### WRITTEN TASK
From the records below, extract all the text exactly and leave the images behind.
___ DATA FOR THE TASK ___
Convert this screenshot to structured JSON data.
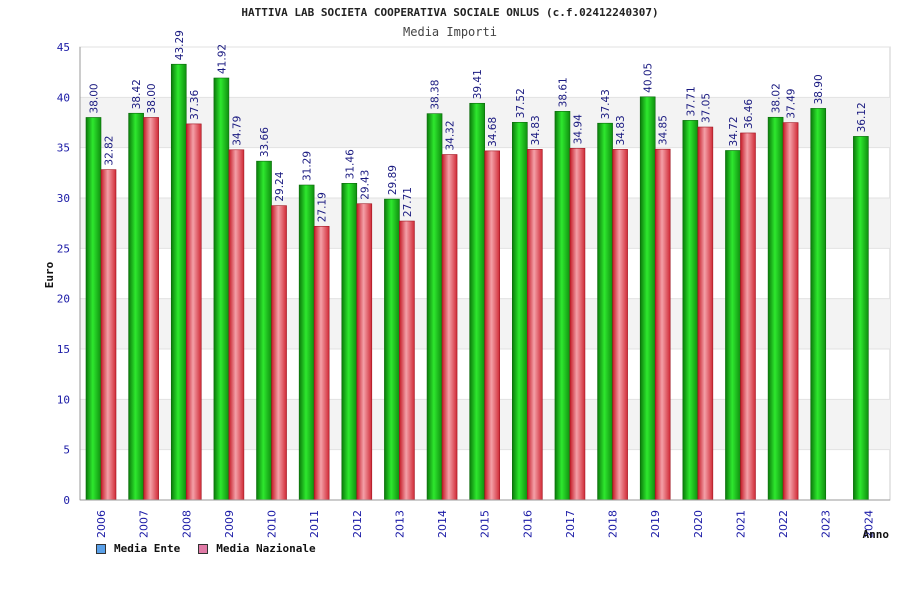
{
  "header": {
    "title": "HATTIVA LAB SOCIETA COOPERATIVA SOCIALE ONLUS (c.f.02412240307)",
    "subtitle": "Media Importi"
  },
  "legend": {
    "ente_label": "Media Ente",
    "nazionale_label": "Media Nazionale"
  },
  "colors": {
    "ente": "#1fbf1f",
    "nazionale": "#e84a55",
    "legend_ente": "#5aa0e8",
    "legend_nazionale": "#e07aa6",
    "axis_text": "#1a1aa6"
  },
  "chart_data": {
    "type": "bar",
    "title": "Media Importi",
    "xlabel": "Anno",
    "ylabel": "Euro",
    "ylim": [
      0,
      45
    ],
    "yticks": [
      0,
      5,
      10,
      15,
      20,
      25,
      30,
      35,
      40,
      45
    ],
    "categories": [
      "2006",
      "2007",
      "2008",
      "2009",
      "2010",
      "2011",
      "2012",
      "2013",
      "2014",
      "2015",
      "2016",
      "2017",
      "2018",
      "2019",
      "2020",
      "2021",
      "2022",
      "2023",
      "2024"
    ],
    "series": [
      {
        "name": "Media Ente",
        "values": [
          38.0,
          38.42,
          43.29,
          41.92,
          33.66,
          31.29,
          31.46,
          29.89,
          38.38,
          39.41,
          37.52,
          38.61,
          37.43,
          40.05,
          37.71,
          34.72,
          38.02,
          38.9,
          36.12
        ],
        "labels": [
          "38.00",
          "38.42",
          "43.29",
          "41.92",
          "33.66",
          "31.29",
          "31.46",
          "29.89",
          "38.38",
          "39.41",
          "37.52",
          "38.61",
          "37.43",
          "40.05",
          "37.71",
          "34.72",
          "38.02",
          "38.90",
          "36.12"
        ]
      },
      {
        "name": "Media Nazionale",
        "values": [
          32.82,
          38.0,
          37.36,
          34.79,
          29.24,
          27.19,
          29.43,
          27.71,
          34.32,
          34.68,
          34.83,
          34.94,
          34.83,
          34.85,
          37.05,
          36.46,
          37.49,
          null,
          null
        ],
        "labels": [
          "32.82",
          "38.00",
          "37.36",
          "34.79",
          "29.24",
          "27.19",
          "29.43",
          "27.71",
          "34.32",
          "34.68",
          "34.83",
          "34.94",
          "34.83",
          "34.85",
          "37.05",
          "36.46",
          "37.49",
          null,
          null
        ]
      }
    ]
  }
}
___
### RESULT FOR THIS EXERCISE
Convert this screenshot to structured JSON data.
{
  "header": {
    "title": "HATTIVA LAB SOCIETA COOPERATIVA SOCIALE ONLUS (c.f.02412240307)",
    "subtitle": "Media Importi"
  },
  "legend": {
    "ente_label": "Media Ente",
    "nazionale_label": "Media Nazionale"
  },
  "colors": {
    "ente": "#1fbf1f",
    "nazionale": "#e84a55",
    "legend_ente": "#5aa0e8",
    "legend_nazionale": "#e07aa6",
    "axis_text": "#1a1aa6"
  },
  "chart_data": {
    "type": "bar",
    "title": "Media Importi",
    "xlabel": "Anno",
    "ylabel": "Euro",
    "ylim": [
      0,
      45
    ],
    "yticks": [
      0,
      5,
      10,
      15,
      20,
      25,
      30,
      35,
      40,
      45
    ],
    "categories": [
      "2006",
      "2007",
      "2008",
      "2009",
      "2010",
      "2011",
      "2012",
      "2013",
      "2014",
      "2015",
      "2016",
      "2017",
      "2018",
      "2019",
      "2020",
      "2021",
      "2022",
      "2023",
      "2024"
    ],
    "series": [
      {
        "name": "Media Ente",
        "values": [
          38.0,
          38.42,
          43.29,
          41.92,
          33.66,
          31.29,
          31.46,
          29.89,
          38.38,
          39.41,
          37.52,
          38.61,
          37.43,
          40.05,
          37.71,
          34.72,
          38.02,
          38.9,
          36.12
        ],
        "labels": [
          "38.00",
          "38.42",
          "43.29",
          "41.92",
          "33.66",
          "31.29",
          "31.46",
          "29.89",
          "38.38",
          "39.41",
          "37.52",
          "38.61",
          "37.43",
          "40.05",
          "37.71",
          "34.72",
          "38.02",
          "38.90",
          "36.12"
        ]
      },
      {
        "name": "Media Nazionale",
        "values": [
          32.82,
          38.0,
          37.36,
          34.79,
          29.24,
          27.19,
          29.43,
          27.71,
          34.32,
          34.68,
          34.83,
          34.94,
          34.83,
          34.85,
          37.05,
          36.46,
          37.49,
          null,
          null
        ],
        "labels": [
          "32.82",
          "38.00",
          "37.36",
          "34.79",
          "29.24",
          "27.19",
          "29.43",
          "27.71",
          "34.32",
          "34.68",
          "34.83",
          "34.94",
          "34.83",
          "34.85",
          "37.05",
          "36.46",
          "37.49",
          null,
          null
        ]
      }
    ]
  }
}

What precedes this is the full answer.